● Dataset records
.....

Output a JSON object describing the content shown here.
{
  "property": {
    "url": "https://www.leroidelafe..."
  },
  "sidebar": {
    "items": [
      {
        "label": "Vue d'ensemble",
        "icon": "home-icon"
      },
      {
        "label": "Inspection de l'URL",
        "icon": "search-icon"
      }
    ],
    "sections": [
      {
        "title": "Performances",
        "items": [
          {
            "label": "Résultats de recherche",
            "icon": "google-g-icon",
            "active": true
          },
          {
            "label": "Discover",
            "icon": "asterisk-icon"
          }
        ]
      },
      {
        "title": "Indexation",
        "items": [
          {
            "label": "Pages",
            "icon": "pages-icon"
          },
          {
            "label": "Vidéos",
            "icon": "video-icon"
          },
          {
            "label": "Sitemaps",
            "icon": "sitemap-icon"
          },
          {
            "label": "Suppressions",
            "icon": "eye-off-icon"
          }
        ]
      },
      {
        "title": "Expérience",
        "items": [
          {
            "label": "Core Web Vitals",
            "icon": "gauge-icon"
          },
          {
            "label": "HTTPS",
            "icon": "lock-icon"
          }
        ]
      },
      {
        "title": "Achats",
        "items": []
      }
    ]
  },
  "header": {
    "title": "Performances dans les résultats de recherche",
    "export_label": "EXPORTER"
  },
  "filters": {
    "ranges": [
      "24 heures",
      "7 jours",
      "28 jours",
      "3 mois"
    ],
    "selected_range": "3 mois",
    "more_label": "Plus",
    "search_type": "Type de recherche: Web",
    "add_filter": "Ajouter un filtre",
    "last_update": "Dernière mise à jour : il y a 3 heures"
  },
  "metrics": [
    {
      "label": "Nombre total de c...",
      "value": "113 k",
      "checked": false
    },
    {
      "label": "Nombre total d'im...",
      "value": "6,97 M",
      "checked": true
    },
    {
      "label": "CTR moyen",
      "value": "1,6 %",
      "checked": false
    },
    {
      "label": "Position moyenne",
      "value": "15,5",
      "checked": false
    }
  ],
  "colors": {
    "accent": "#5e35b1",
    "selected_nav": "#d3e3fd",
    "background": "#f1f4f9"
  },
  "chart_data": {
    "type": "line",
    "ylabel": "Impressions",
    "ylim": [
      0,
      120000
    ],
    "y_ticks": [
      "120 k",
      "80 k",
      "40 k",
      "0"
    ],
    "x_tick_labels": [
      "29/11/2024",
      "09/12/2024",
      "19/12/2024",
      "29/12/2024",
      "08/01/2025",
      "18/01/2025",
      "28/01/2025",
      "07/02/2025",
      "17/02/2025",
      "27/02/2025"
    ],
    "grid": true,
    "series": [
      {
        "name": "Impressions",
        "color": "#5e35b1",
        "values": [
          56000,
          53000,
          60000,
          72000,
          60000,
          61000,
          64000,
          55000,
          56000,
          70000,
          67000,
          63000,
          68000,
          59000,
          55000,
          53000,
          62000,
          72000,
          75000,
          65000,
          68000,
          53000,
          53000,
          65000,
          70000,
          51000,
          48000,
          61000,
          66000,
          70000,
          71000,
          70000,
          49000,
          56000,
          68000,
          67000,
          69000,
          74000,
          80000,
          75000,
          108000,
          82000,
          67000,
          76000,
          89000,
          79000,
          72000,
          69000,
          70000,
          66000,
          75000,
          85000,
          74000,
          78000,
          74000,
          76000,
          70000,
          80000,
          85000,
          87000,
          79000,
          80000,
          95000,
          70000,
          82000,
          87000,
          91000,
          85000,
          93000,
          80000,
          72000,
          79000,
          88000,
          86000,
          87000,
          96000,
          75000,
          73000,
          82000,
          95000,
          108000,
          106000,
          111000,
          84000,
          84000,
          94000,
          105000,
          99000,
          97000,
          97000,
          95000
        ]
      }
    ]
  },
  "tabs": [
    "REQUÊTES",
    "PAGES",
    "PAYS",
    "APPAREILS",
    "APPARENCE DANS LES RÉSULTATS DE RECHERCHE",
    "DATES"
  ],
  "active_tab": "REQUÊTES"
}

.....

● The exercise
Retype all of the material above with every character intact.

● Written reply
Output a JSON object describing the content shown here.
{
  "property": {
    "url": "https://www.leroidelafe..."
  },
  "sidebar": {
    "items": [
      {
        "label": "Vue d'ensemble",
        "icon": "home-icon"
      },
      {
        "label": "Inspection de l'URL",
        "icon": "search-icon"
      }
    ],
    "sections": [
      {
        "title": "Performances",
        "items": [
          {
            "label": "Résultats de recherche",
            "icon": "google-g-icon",
            "active": true
          },
          {
            "label": "Discover",
            "icon": "asterisk-icon"
          }
        ]
      },
      {
        "title": "Indexation",
        "items": [
          {
            "label": "Pages",
            "icon": "pages-icon"
          },
          {
            "label": "Vidéos",
            "icon": "video-icon"
          },
          {
            "label": "Sitemaps",
            "icon": "sitemap-icon"
          },
          {
            "label": "Suppressions",
            "icon": "eye-off-icon"
          }
        ]
      },
      {
        "title": "Expérience",
        "items": [
          {
            "label": "Core Web Vitals",
            "icon": "gauge-icon"
          },
          {
            "label": "HTTPS",
            "icon": "lock-icon"
          }
        ]
      },
      {
        "title": "Achats",
        "items": []
      }
    ]
  },
  "header": {
    "title": "Performances dans les résultats de recherche",
    "export_label": "EXPORTER"
  },
  "filters": {
    "ranges": [
      "24 heures",
      "7 jours",
      "28 jours",
      "3 mois"
    ],
    "selected_range": "3 mois",
    "more_label": "Plus",
    "search_type": "Type de recherche: Web",
    "add_filter": "Ajouter un filtre",
    "last_update": "Dernière mise à jour : il y a 3 heures"
  },
  "metrics": [
    {
      "label": "Nombre total de c...",
      "value": "113 k",
      "checked": false
    },
    {
      "label": "Nombre total d'im...",
      "value": "6,97 M",
      "checked": true
    },
    {
      "label": "CTR moyen",
      "value": "1,6 %",
      "checked": false
    },
    {
      "label": "Position moyenne",
      "value": "15,5",
      "checked": false
    }
  ],
  "colors": {
    "accent": "#5e35b1",
    "selected_nav": "#d3e3fd",
    "background": "#f1f4f9"
  },
  "chart_data": {
    "type": "line",
    "ylabel": "Impressions",
    "ylim": [
      0,
      120000
    ],
    "y_ticks": [
      "120 k",
      "80 k",
      "40 k",
      "0"
    ],
    "x_tick_labels": [
      "29/11/2024",
      "09/12/2024",
      "19/12/2024",
      "29/12/2024",
      "08/01/2025",
      "18/01/2025",
      "28/01/2025",
      "07/02/2025",
      "17/02/2025",
      "27/02/2025"
    ],
    "grid": true,
    "series": [
      {
        "name": "Impressions",
        "color": "#5e35b1",
        "values": [
          56000,
          53000,
          60000,
          72000,
          60000,
          61000,
          64000,
          55000,
          56000,
          70000,
          67000,
          63000,
          68000,
          59000,
          55000,
          53000,
          62000,
          72000,
          75000,
          65000,
          68000,
          53000,
          53000,
          65000,
          70000,
          51000,
          48000,
          61000,
          66000,
          70000,
          71000,
          70000,
          49000,
          56000,
          68000,
          67000,
          69000,
          74000,
          80000,
          75000,
          108000,
          82000,
          67000,
          76000,
          89000,
          79000,
          72000,
          69000,
          70000,
          66000,
          75000,
          85000,
          74000,
          78000,
          74000,
          76000,
          70000,
          80000,
          85000,
          87000,
          79000,
          80000,
          95000,
          70000,
          82000,
          87000,
          91000,
          85000,
          93000,
          80000,
          72000,
          79000,
          88000,
          86000,
          87000,
          96000,
          75000,
          73000,
          82000,
          95000,
          108000,
          106000,
          111000,
          84000,
          84000,
          94000,
          105000,
          99000,
          97000,
          97000,
          95000
        ]
      }
    ]
  },
  "tabs": [
    "REQUÊTES",
    "PAGES",
    "PAYS",
    "APPAREILS",
    "APPARENCE DANS LES RÉSULTATS DE RECHERCHE",
    "DATES"
  ],
  "active_tab": "REQUÊTES"
}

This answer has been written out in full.